>> START THE DATA

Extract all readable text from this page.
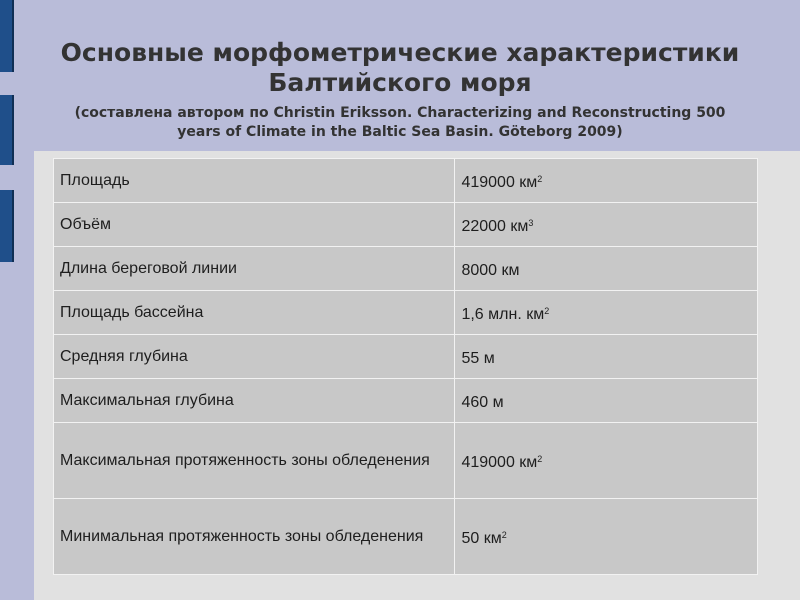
Основные морфометрические характеристики
Балтийского моря
(составлена автором по Christin Eriksson. Characterizing and Reconstructing 500
years of Climate in the Baltic Sea Basin. Göteborg 2009)
Площадь	419000 $км^2$
Объём	22000 $км^3$
Длина береговой линии	8000 км
Площадь бассейна	1,6 млн. $км^2$
Средняя глубина	55 м
Максимальная глубина	460 м
Максимальная протяженность зоны обледенения	419000 $км^2$
Минимальная протяженность зоны обледенения	50 $км^2$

>> END THE DATA

Quote the entries above word for word. Leave the images out.

> **THE SOLUTION**:
Extract all readable text from this page.
Основные морфометрические характеристики
Балтийского моря
(составлена автором по Christin Eriksson. Characterizing and Reconstructing 500
years of Climate in the Baltic Sea Basin. Göteborg 2009)
Площадь	419000 $км^2$
Объём	22000 $км^3$
Длина береговой линии	8000 км
Площадь бассейна	1,6 млн. $км^2$
Средняя глубина	55 м
Максимальная глубина	460 м
Максимальная протяженность зоны обледенения	419000 $км^2$
Минимальная протяженность зоны обледенения	50 $км^2$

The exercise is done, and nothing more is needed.